• [Task statement]:
Check each line of the entries below for the string "this" and state how many lines have it, with no other text.

• [Dataset extract]:
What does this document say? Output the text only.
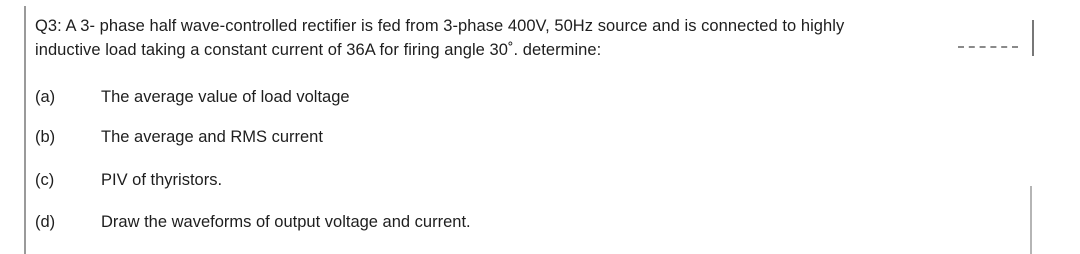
Q3: A 3- phase half wave-controlled rectifier is fed from 3-phase 400V, 50Hz source and is connected to highly
inductive load taking a constant current of 36A for firing angle 30˚. determine:
(a)	The average value of load voltage
(b)	The average and RMS current
(c)	PIV of thyristors.
(d)	Draw the waveforms of output voltage and current.
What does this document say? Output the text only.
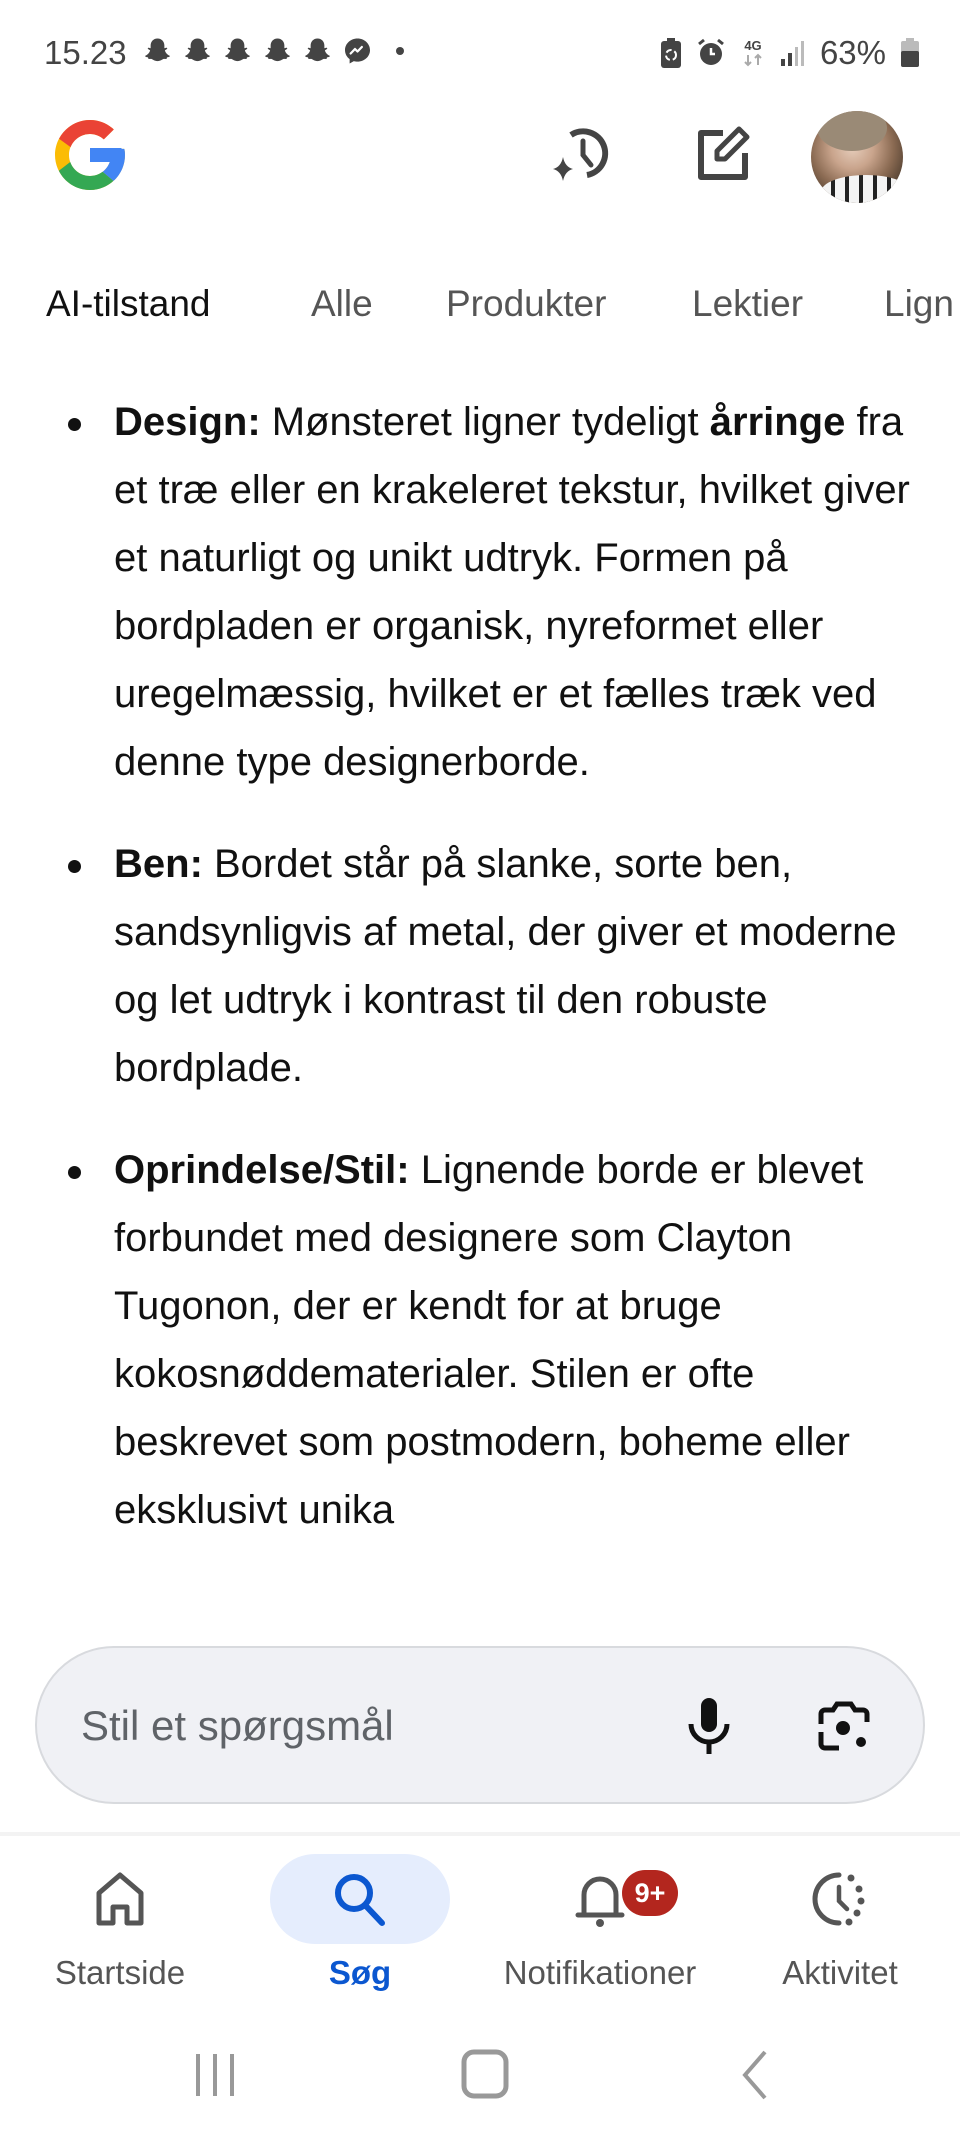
15.23	4G 63%
AI-tilstand	Alle Produkter Lektier Lign
Design: Mønsteret ligner tydeligt årringe fra et træ eller en krakeleret tekstur, hvilket giver et naturligt og unikt udtryk. Formen på bordpladen er organisk, nyreformet eller uregelmæssig, hvilket er et fælles træk ved denne type designerborde.
Ben: Bordet står på slanke, sorte ben, sandsynligvis af metal, der giver et moderne og let udtryk i kontrast til den robuste bordplade.
Oprindelse/Stil: Lignende borde er blevet forbundet med designere som Clayton Tugonon, der er kendt for at bruge kokosnøddematerialer. Stilen er ofte beskrevet som postmodern, boheme eller eksklusivt unika
Stil et spørgsmål
Startside	Søg
9+
Notifikationer	Aktivitet
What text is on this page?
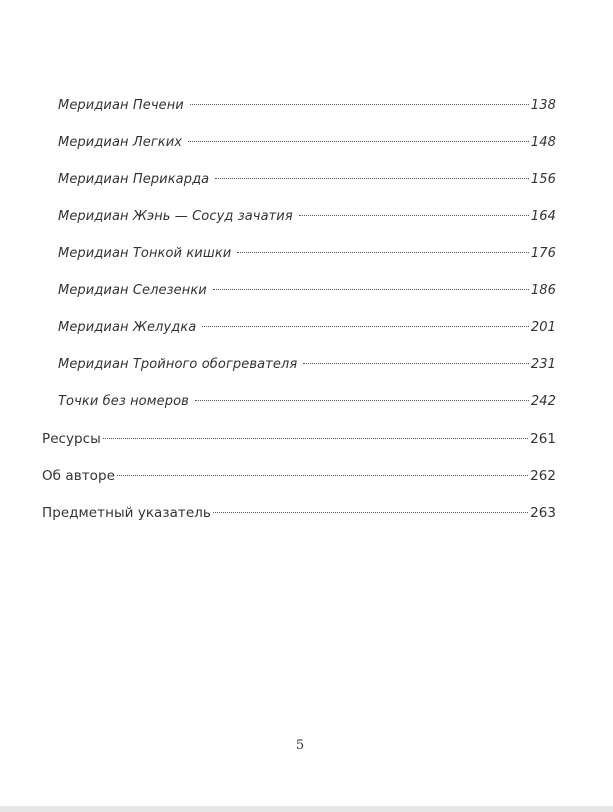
Меридиан Печени	138
Меридиан Легких	148
Меридиан Перикарда	156
Меридиан Жэнь — Сосуд зачатия	164
Меридиан Тонкой кишки	176
Меридиан Селезенки	186
Меридиан Желудка	201
Меридиан Тройного обогревателя	231
Точки без номеров	242
Ресурсы	261
Об авторе	262
Предметный указатель	263
5
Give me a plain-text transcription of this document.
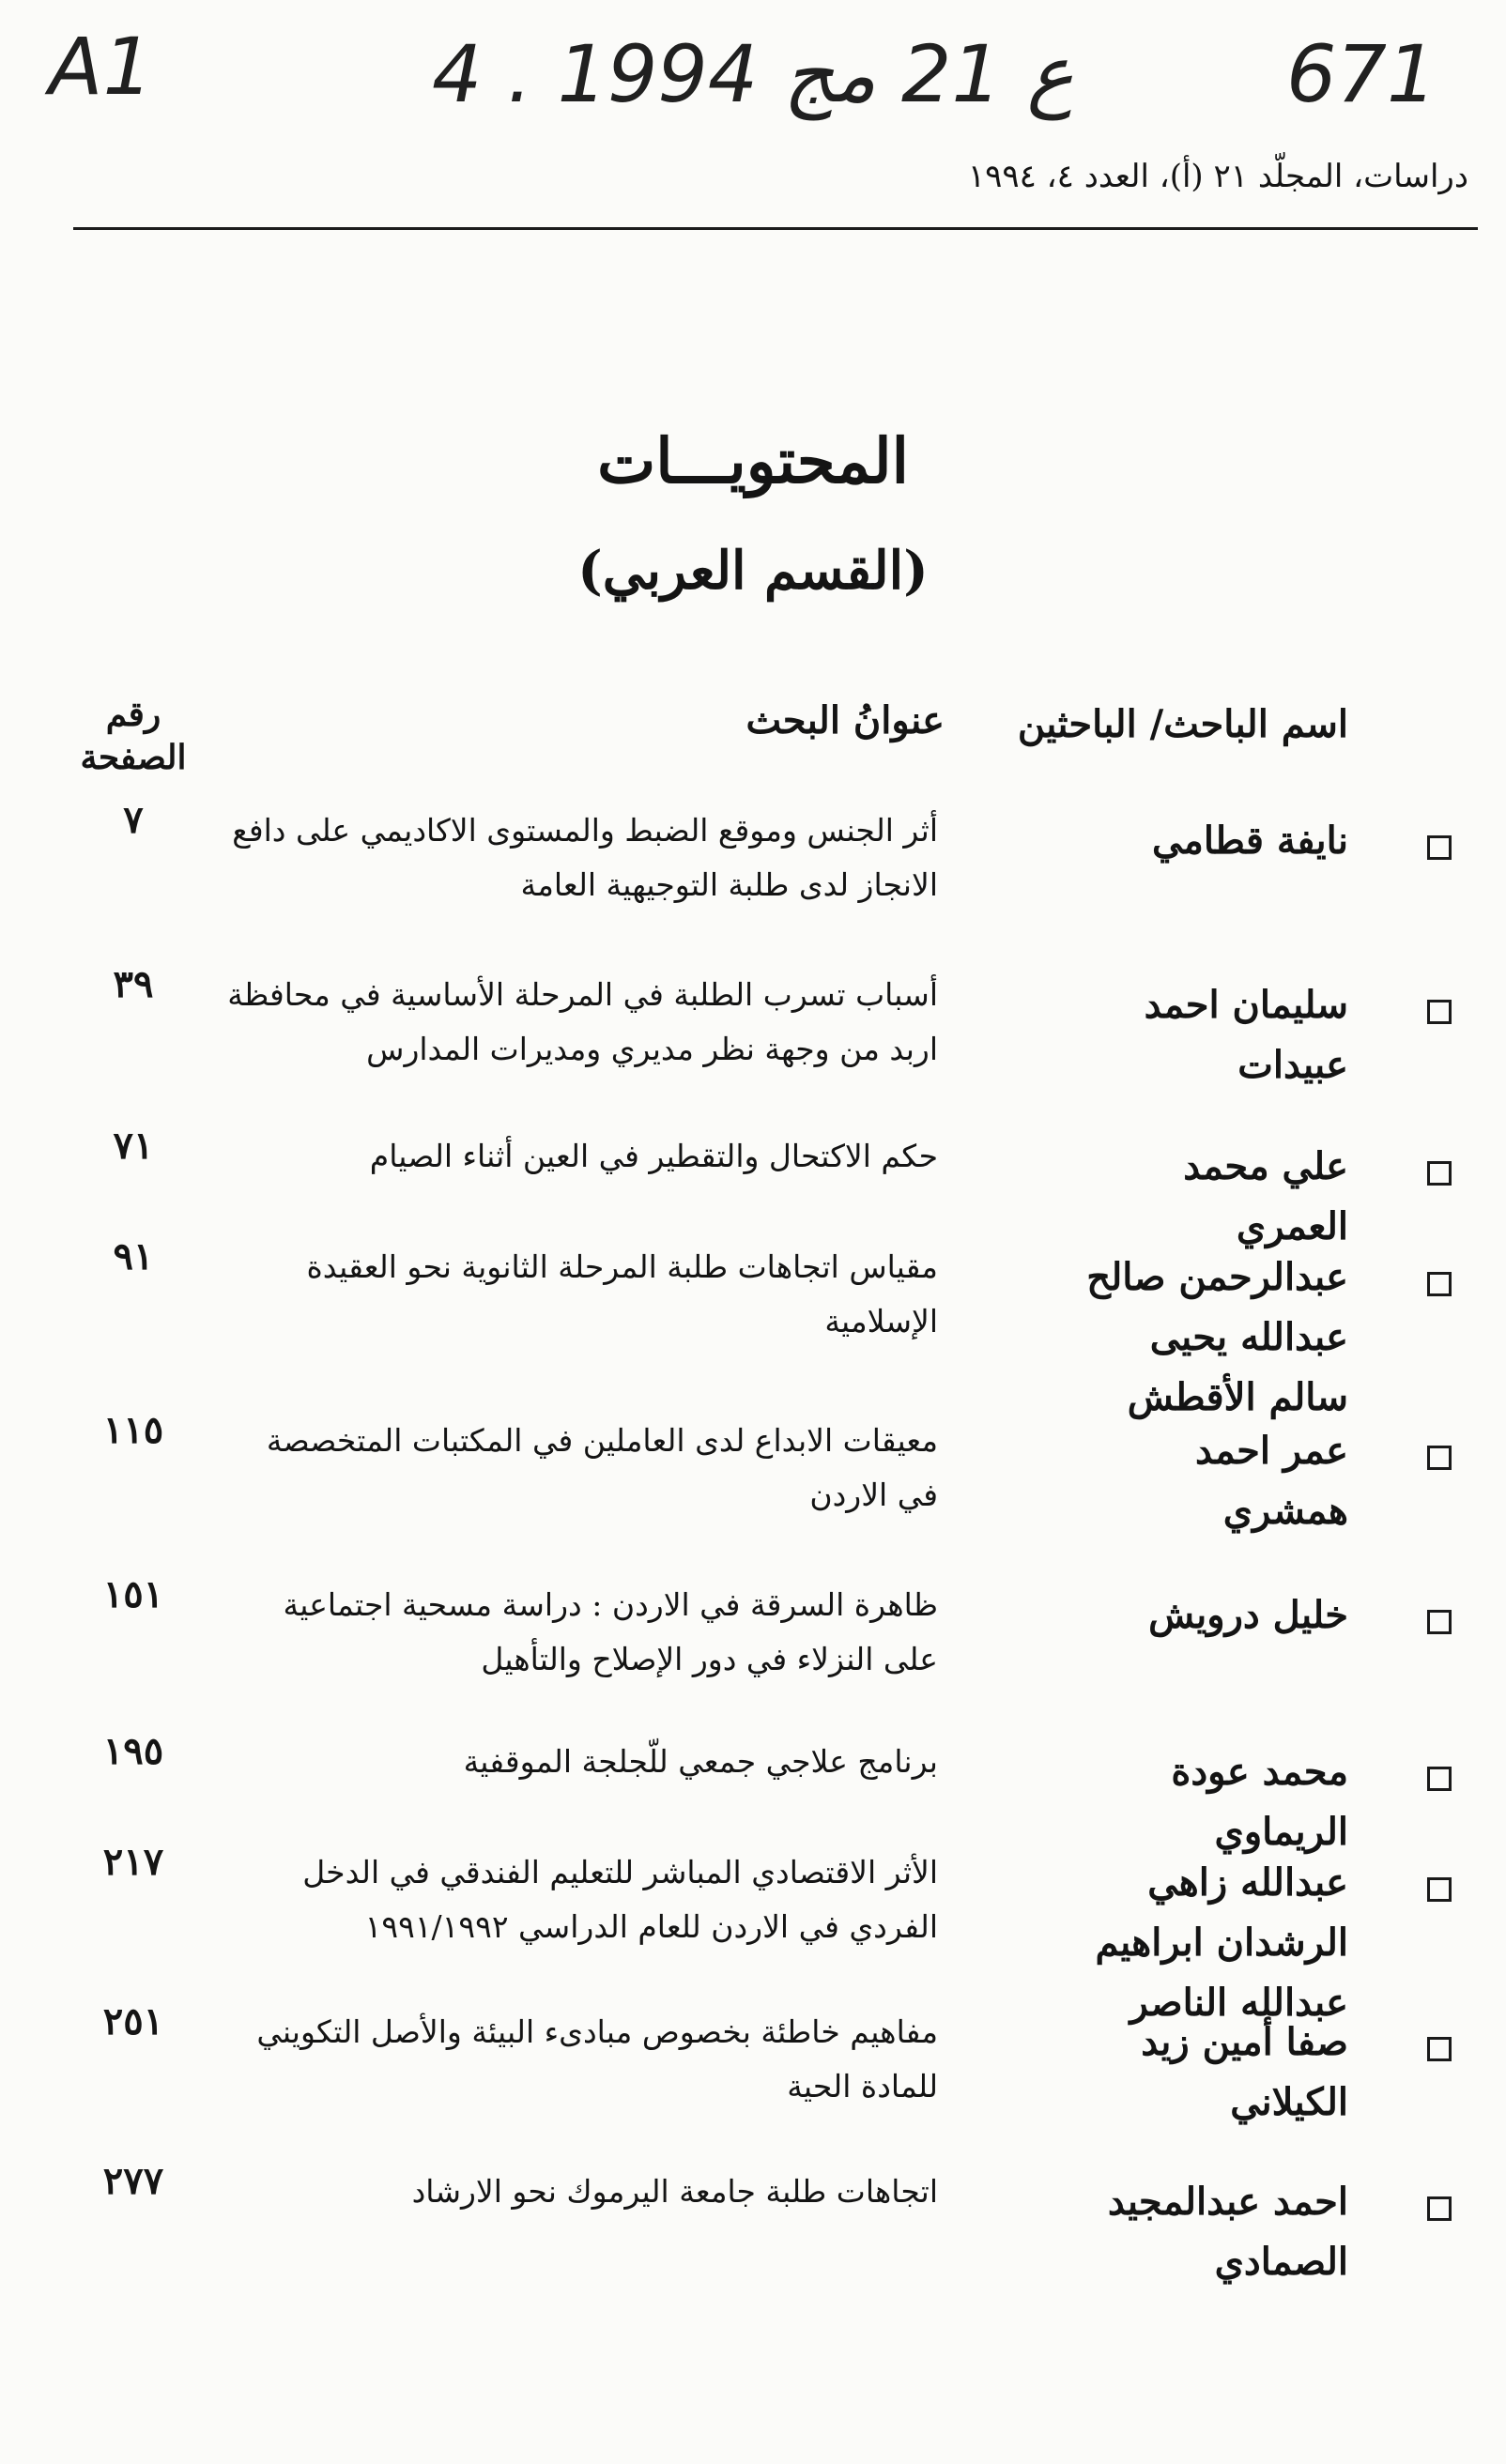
A1	4 . ع 21 مج 1994	671
دراسات، المجلّد ٢١ (أ)، العدد ٤، ١٩٩٤
المحتويـــات
(القسم العربي)
اسم الباحث/ الباحثين
عنوانُ البحث
رقم
الصفحة
نايفة قطامي
أثر الجنس وموقع الضبط والمستوى الاكاديمي على دافع الانجاز لدى طلبة التوجيهية العامة
٧
سليمان احمد عبيدات
أسباب تسرب الطلبة في المرحلة الأساسية في محافظة اربد من وجهة نظر مديري ومديرات المدارس
٣٩
علي محمد العمري
حكم الاكتحال والتقطير في العين أثناء الصيام
٧١
عبدالرحمن صالح عبدالله يحيى سالم الأقطش
مقياس اتجاهات طلبة المرحلة الثانوية نحو العقيدة الإسلامية
٩١
عمر احمد همشري
معيقات الابداع لدى العاملين في المكتبات المتخصصة في الاردن
١١٥
خليل درويش
ظاهرة السرقة في الاردن : دراسة مسحية اجتماعية على النزلاء في دور الإصلاح والتأهيل
١٥١
محمد عودة الريماوي
برنامج علاجي جمعي للّجلجة الموقفية
١٩٥
عبدالله زاهي الرشدان ابراهيم عبدالله الناصر
الأثر الاقتصادي المباشر للتعليم الفندقي في الدخل الفردي في الاردن للعام الدراسي ١٩٩١/١٩٩٢
٢١٧
صفا أمين زيد الكيلاني
مفاهيم خاطئة بخصوص مبادىء البيئة والأصل التكويني للمادة الحية
٢٥١
احمد عبدالمجيد الصمادي
اتجاهات طلبة جامعة اليرموك نحو الارشاد
٢٧٧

• [Exercise output]:
4